Extract provided =>
________________

So, how exactly do statistics like these help you determine how much a foreclosed home might sell for at auction?  Well, with stats like these mind, do the following:

#1 Search real estate auctions

Search sites like auction.com or hubzu.com to identify foreclosures going to auction in your area.  I also encourage you to ask your real estate agent to pull active foreclosure listings from MLS.

#2 Do some research

Once you’ve identified some properties that peak your interest, ask your real estate agent to locate previous listings for these properties on MLS, and see if they can uncover when the property was last sold and for how much.

#3 Determine if the property is indeed a foreclosure

Not all properties sold at auction are foreclosures.  This is a common misconception. The auction company will disclose if indeed the property is a foreclosure or not.

#4 Do the math

Once you know how much your properties of interest previously sold for, you can roughly determine what the previous owners borrowed to acquire the properties.  

If a property is a VA foreclosure, USDA foreclosure, or a HUD home, then the previous owner borrowed 100% or close to it.

If the property wasn’t purchased with a government-backed loan (VA/FHA/USDA), then the borrower likely borrowed 80%-90%.  The point of this is so you can see roughly what the bank is on the hook for.

Now combine this information with the statistics I mentioned earlier, and you begin to get some idea of what you might be looking at to acquire the property.

________________

To do =>
Copy everything in the foreclosure auction text above from "#4 Do the math" down to "acquire the property.", word for word.

________________

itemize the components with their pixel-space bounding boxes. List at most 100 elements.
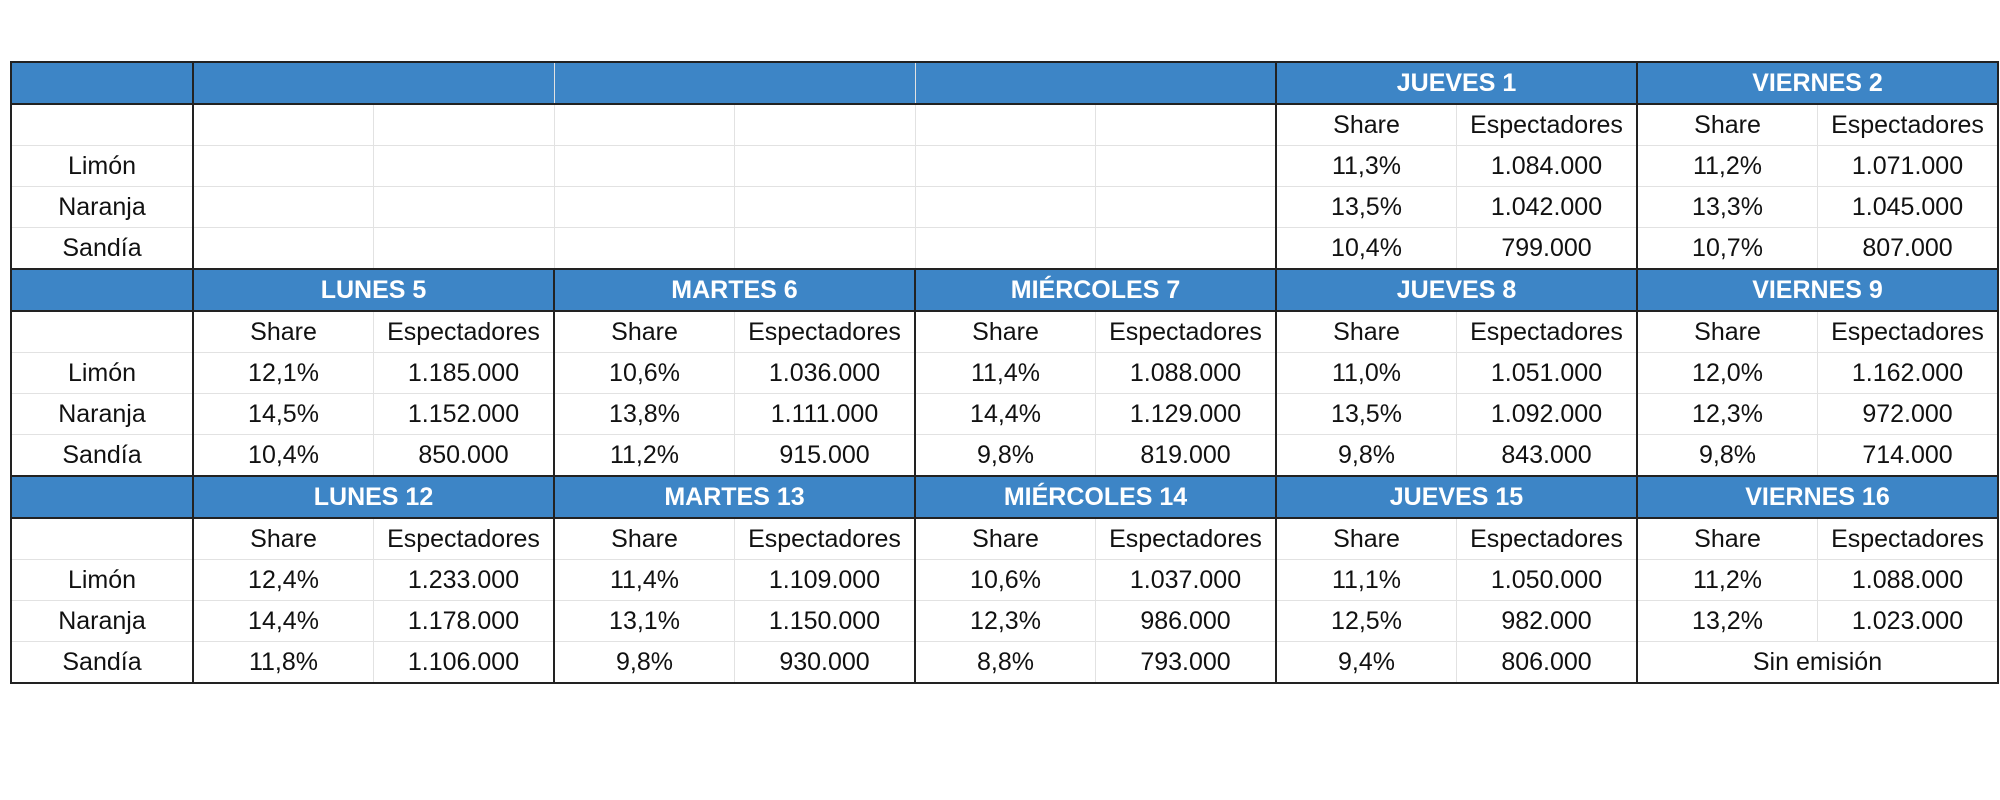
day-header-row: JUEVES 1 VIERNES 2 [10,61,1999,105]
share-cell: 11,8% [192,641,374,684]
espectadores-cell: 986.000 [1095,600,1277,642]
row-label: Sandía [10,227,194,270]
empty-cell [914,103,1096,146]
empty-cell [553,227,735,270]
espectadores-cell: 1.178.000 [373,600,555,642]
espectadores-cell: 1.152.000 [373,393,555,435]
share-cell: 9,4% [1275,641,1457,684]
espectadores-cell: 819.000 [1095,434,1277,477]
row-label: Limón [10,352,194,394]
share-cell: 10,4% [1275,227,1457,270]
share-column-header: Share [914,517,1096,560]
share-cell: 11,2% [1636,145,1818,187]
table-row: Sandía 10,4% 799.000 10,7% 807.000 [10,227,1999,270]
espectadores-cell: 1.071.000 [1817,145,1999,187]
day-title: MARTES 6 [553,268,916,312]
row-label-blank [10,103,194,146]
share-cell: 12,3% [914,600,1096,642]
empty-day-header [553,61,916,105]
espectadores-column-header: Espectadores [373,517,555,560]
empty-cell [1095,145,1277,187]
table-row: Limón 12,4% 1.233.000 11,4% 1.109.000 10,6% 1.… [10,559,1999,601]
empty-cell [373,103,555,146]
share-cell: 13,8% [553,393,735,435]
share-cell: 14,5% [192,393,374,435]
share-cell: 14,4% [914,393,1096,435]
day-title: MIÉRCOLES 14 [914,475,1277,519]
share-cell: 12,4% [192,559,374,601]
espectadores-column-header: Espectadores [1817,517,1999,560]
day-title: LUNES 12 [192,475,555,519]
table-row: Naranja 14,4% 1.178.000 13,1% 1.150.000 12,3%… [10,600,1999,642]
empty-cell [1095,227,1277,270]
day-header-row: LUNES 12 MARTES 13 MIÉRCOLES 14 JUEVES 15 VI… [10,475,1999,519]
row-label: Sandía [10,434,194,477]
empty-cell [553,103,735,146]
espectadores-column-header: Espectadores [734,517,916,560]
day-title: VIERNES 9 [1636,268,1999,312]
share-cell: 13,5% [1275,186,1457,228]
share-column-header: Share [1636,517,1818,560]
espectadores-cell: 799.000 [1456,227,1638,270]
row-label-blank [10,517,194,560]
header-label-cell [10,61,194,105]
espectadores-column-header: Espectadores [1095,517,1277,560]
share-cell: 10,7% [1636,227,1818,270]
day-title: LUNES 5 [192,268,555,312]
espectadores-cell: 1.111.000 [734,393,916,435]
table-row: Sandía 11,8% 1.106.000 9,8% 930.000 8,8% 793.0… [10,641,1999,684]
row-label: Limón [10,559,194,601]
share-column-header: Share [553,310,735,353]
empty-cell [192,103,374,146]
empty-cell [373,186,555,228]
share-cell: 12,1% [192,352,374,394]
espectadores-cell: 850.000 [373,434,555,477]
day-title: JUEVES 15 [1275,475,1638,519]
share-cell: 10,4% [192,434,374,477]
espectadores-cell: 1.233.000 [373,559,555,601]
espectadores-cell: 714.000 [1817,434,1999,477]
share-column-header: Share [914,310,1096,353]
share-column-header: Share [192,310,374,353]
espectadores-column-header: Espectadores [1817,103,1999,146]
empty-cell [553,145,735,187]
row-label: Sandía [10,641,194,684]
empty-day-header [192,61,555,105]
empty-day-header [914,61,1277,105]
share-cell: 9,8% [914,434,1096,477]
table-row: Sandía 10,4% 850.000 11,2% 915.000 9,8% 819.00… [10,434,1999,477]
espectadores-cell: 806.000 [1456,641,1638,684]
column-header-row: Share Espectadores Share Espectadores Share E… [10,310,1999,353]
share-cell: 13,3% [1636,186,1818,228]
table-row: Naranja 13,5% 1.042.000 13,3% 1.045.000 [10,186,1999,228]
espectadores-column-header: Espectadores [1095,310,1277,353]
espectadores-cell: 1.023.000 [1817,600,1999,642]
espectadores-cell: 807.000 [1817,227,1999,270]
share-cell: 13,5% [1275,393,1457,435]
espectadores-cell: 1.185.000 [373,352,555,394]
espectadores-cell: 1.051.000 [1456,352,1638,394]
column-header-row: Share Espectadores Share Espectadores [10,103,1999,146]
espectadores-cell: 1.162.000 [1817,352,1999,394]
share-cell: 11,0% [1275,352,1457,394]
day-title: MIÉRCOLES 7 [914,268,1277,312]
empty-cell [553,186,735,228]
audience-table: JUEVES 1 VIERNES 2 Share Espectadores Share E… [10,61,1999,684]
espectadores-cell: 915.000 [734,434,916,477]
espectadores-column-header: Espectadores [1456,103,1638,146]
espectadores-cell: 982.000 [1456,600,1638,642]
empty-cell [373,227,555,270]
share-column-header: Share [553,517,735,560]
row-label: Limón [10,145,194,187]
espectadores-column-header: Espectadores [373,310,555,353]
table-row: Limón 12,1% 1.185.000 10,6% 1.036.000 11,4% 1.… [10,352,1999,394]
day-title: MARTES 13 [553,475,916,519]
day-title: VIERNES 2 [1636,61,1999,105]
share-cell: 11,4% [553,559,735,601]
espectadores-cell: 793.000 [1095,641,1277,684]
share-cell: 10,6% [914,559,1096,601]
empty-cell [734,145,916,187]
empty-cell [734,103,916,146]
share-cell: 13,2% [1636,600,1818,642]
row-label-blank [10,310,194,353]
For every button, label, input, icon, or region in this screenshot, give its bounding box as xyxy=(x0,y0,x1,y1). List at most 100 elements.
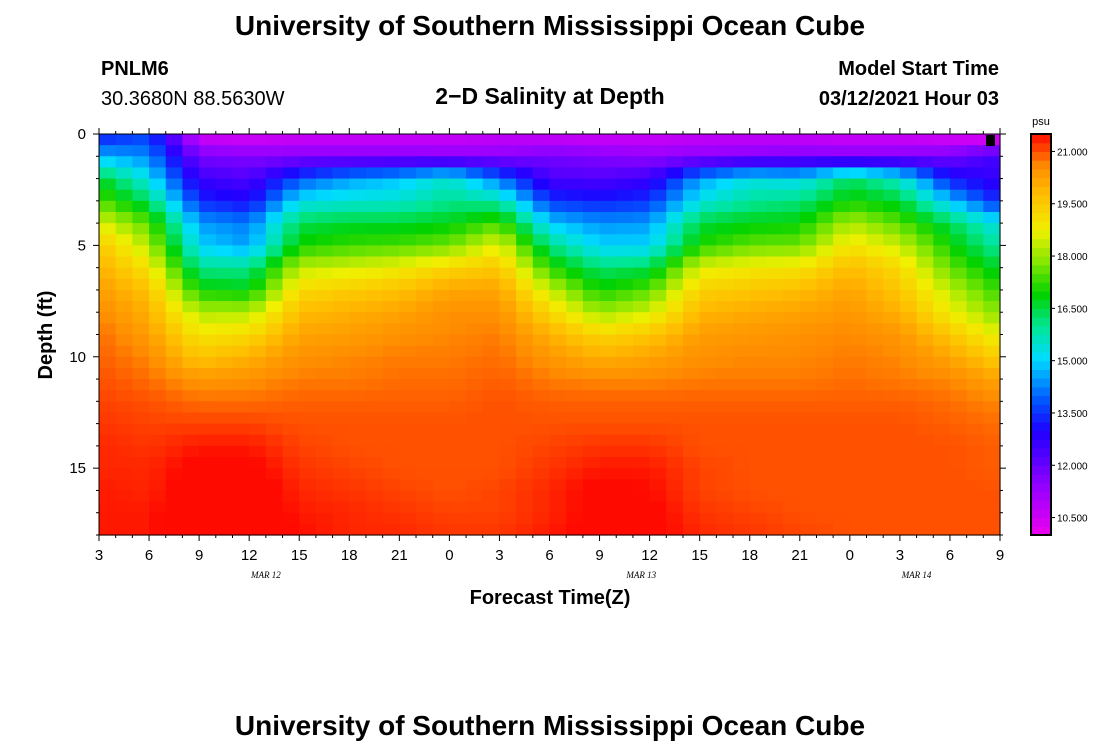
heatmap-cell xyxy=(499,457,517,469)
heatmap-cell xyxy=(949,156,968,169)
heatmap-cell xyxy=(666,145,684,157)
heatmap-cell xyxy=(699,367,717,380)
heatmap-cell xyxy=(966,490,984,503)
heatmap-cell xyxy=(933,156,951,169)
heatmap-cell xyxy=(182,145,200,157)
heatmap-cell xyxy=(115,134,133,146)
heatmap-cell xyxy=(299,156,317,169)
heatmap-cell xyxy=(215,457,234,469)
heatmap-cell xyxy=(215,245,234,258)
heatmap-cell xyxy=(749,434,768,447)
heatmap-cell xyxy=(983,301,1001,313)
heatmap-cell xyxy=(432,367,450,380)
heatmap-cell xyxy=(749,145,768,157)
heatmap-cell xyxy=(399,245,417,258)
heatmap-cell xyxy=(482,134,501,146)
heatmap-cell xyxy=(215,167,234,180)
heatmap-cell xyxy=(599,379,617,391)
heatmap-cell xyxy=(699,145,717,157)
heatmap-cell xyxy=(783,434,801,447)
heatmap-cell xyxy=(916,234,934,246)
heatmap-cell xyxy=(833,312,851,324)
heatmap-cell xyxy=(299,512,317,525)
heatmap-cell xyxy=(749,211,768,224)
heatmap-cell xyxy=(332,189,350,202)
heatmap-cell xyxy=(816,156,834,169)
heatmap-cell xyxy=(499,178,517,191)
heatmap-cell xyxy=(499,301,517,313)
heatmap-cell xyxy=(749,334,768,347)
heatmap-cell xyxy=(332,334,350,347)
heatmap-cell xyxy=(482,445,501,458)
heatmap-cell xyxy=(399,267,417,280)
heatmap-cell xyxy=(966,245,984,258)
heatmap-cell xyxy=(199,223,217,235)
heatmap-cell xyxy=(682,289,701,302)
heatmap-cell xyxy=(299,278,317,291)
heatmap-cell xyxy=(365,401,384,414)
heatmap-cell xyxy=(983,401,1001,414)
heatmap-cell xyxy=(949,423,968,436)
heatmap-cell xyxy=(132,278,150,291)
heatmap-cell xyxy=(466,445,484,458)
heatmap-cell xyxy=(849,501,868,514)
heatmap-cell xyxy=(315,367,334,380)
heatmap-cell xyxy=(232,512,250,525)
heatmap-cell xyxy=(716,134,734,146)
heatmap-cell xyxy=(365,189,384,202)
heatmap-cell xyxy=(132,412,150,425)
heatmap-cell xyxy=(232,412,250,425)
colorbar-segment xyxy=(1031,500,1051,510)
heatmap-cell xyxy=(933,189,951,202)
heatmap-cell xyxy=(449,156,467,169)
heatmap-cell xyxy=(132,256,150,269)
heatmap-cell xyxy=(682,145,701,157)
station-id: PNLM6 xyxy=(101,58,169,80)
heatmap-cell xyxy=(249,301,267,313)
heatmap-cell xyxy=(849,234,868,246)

________________

Finished task =>
#4 Do the math

Once you know how much your properties of interest previously sold for, you can roughly determine what the previous owners borrowed to acquire the properties.  

If a property is a VA foreclosure, USDA foreclosure, or a HUD home, then the previous owner borrowed 100% or close to it.

If the property wasn’t purchased with a government-backed loan (VA/FHA/USDA), then the borrower likely borrowed 80%-90%.  The point of this is so you can see roughly what the bank is on the hook for.

Now combine this information with the statistics I mentioned earlier, and you begin to get some idea of what you might be looking at to acquire the property.